## Short exercise
Every line below that holds the string "name" should be copied out.

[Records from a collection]
============================================================

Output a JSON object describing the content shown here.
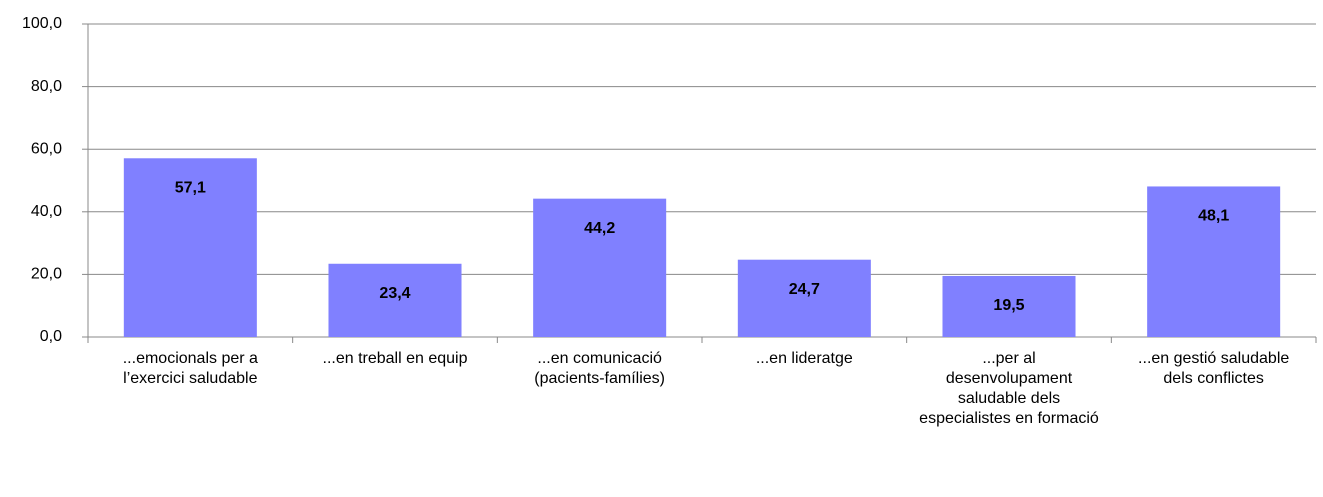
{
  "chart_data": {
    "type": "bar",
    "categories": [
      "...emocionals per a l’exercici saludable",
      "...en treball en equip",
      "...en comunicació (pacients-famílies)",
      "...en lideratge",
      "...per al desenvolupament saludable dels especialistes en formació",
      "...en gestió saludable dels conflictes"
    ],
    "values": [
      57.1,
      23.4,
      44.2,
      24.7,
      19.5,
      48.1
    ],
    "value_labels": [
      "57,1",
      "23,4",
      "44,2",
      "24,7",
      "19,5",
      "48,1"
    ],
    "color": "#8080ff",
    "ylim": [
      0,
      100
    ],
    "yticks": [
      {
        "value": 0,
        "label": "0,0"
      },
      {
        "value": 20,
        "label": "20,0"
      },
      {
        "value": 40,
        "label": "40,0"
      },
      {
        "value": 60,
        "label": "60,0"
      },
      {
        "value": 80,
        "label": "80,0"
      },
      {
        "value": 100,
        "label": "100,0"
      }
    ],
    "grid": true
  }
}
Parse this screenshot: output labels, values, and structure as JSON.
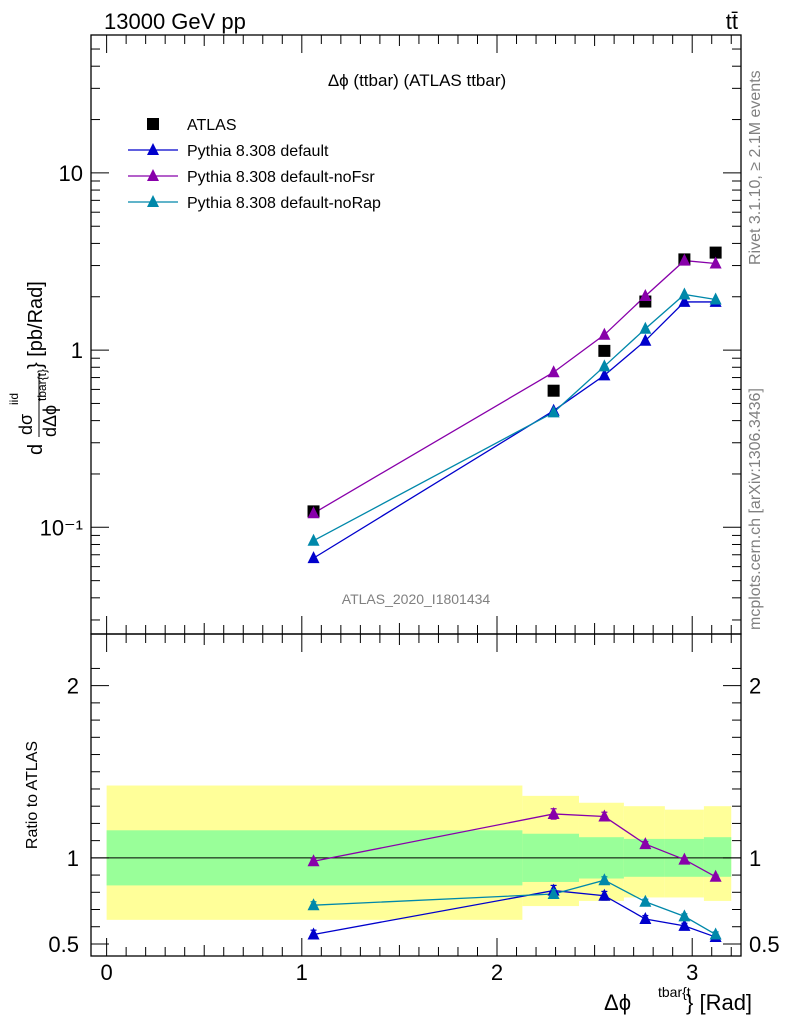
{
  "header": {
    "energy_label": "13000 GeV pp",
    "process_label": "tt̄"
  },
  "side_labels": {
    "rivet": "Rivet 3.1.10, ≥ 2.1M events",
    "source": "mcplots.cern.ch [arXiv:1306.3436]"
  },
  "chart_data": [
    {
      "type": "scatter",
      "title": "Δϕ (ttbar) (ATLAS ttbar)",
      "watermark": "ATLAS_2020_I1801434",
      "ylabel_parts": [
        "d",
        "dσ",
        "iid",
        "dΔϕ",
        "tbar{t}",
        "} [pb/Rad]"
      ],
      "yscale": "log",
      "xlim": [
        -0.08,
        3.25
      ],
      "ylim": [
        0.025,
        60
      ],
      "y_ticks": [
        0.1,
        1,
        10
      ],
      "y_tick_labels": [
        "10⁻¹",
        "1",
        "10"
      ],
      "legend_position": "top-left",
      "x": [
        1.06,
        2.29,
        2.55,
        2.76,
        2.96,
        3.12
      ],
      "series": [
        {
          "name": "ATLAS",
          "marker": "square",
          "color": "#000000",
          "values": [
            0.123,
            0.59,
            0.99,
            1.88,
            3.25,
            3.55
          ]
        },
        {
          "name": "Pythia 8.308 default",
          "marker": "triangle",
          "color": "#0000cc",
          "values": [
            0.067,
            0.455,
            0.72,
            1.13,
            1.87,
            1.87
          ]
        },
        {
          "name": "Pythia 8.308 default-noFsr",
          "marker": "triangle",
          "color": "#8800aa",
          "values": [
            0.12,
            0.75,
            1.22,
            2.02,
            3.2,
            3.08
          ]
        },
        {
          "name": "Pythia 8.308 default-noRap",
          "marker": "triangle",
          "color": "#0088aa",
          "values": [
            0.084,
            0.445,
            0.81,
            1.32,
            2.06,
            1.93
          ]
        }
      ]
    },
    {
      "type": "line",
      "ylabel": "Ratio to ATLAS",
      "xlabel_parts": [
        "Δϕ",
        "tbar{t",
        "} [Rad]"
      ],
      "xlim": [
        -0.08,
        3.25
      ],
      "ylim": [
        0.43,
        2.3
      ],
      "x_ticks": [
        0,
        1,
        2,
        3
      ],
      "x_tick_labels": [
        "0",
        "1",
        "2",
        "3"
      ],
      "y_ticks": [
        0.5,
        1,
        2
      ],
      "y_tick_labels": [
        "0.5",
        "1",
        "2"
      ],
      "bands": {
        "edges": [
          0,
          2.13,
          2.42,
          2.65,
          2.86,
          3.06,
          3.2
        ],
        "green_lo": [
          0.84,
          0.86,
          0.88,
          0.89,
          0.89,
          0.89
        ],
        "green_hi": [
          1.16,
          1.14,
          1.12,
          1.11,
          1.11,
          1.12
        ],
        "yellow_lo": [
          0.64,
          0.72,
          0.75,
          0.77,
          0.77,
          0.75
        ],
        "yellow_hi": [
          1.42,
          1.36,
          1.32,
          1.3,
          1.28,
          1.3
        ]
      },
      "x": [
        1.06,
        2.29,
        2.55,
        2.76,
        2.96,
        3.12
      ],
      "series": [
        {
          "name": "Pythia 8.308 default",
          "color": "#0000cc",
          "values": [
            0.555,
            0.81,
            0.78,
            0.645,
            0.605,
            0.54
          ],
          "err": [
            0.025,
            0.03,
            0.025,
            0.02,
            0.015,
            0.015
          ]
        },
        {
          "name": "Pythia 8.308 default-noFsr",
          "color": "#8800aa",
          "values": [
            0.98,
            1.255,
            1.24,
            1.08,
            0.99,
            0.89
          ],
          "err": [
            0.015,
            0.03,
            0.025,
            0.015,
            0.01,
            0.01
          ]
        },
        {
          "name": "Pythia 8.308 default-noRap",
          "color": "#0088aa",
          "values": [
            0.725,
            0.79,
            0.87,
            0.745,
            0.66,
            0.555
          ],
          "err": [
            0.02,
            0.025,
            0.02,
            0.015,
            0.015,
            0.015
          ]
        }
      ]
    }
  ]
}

============================================================

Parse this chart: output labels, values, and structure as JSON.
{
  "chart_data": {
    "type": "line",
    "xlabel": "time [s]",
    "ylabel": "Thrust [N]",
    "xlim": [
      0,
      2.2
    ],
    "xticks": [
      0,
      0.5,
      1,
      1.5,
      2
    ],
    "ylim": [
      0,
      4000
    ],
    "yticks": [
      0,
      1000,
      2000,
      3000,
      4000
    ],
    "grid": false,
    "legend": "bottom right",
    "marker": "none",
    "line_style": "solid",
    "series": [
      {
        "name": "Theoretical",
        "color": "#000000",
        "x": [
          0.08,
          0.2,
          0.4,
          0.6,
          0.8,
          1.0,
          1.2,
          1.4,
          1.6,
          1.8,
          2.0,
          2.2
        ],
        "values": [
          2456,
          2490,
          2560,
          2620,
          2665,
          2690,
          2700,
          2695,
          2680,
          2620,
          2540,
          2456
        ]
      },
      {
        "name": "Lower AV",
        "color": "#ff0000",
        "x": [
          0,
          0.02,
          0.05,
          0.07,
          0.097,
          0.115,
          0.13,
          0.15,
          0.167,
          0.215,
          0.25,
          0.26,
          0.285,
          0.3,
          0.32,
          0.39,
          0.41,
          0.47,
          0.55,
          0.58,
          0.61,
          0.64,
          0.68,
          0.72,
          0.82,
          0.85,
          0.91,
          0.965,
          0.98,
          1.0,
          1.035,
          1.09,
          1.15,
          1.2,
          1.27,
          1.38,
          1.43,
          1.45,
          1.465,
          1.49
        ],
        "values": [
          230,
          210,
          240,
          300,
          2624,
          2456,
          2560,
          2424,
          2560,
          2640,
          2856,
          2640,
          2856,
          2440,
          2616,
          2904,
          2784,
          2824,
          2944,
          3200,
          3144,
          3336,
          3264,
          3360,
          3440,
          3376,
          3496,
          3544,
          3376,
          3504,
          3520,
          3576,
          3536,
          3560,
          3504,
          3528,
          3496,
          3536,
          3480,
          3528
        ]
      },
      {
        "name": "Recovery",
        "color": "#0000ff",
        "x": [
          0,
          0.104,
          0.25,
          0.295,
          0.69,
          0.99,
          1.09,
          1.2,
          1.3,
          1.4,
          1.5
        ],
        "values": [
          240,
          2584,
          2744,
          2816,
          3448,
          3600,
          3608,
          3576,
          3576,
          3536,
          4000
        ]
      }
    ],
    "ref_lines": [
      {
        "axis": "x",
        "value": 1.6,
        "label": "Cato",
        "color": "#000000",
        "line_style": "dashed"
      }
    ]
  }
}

============================================================

## Complete output
          "name": "ATLAS",
          "name": "Pythia 8.308 default",
          "name": "Pythia 8.308 default-noFsr",
          "name": "Pythia 8.308 default-noRap",
          "name": "Pythia 8.308 default",
          "name": "Pythia 8.308 default-noFsr",
          "name": "Pythia 8.308 default-noRap",
        "name": "Theoretical",
        "name": "Lower AV",
        "name": "Recovery",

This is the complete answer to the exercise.